• **AVAILABLE DATA**
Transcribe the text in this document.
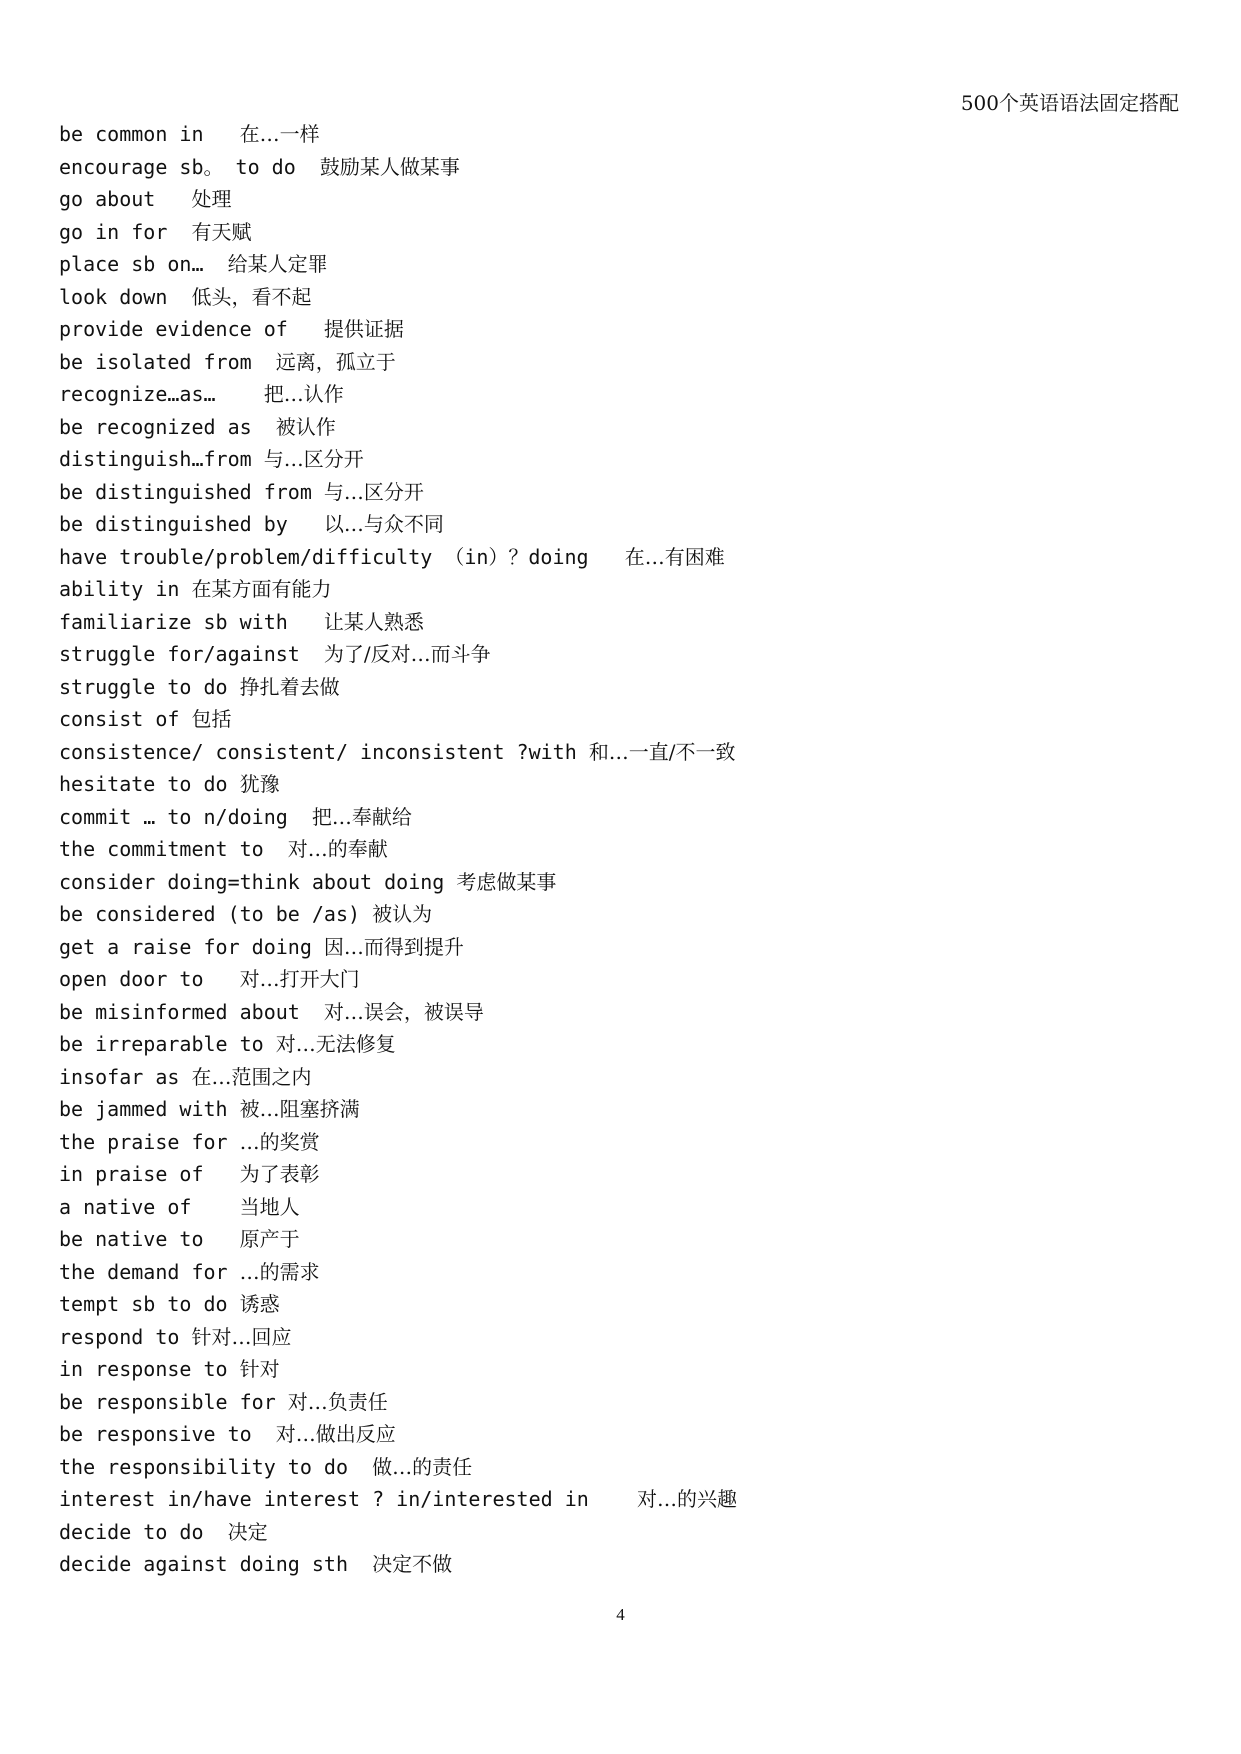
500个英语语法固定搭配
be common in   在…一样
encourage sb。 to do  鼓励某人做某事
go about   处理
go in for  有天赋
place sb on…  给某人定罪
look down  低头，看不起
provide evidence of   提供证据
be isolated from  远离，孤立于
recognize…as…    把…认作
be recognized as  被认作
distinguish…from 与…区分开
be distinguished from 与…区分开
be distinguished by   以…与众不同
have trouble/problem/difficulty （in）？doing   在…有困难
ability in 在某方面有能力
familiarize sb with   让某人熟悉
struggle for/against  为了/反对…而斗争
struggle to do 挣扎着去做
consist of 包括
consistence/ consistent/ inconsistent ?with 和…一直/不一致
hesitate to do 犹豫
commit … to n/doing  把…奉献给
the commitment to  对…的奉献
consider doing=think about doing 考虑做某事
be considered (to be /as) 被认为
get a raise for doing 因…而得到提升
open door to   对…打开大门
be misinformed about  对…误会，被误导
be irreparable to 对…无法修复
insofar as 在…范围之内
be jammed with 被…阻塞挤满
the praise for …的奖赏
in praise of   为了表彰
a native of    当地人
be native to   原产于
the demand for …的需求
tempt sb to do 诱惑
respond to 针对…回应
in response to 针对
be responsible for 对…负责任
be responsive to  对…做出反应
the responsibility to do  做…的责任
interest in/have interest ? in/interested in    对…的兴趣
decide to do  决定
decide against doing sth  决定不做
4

• **YOUR INSTRUCTIONS**
Nothing in the entries above should change when they are printed again, except that the pictures are dropped.

• **RESULT OF THIS TASK**
Transcribe the text in this document.
500个英语语法固定搭配
be common in   在…一样
encourage sb。 to do  鼓励某人做某事
go about   处理
go in for  有天赋
place sb on…  给某人定罪
look down  低头，看不起
provide evidence of   提供证据
be isolated from  远离，孤立于
recognize…as…    把…认作
be recognized as  被认作
distinguish…from 与…区分开
be distinguished from 与…区分开
be distinguished by   以…与众不同
have trouble/problem/difficulty （in）？doing   在…有困难
ability in 在某方面有能力
familiarize sb with   让某人熟悉
struggle for/against  为了/反对…而斗争
struggle to do 挣扎着去做
consist of 包括
consistence/ consistent/ inconsistent ?with 和…一直/不一致
hesitate to do 犹豫
commit … to n/doing  把…奉献给
the commitment to  对…的奉献
consider doing=think about doing 考虑做某事
be considered (to be /as) 被认为
get a raise for doing 因…而得到提升
open door to   对…打开大门
be misinformed about  对…误会，被误导
be irreparable to 对…无法修复
insofar as 在…范围之内
be jammed with 被…阻塞挤满
the praise for …的奖赏
in praise of   为了表彰
a native of    当地人
be native to   原产于
the demand for …的需求
tempt sb to do 诱惑
respond to 针对…回应
in response to 针对
be responsible for 对…负责任
be responsive to  对…做出反应
the responsibility to do  做…的责任
interest in/have interest ? in/interested in    对…的兴趣
decide to do  决定
decide against doing sth  决定不做
4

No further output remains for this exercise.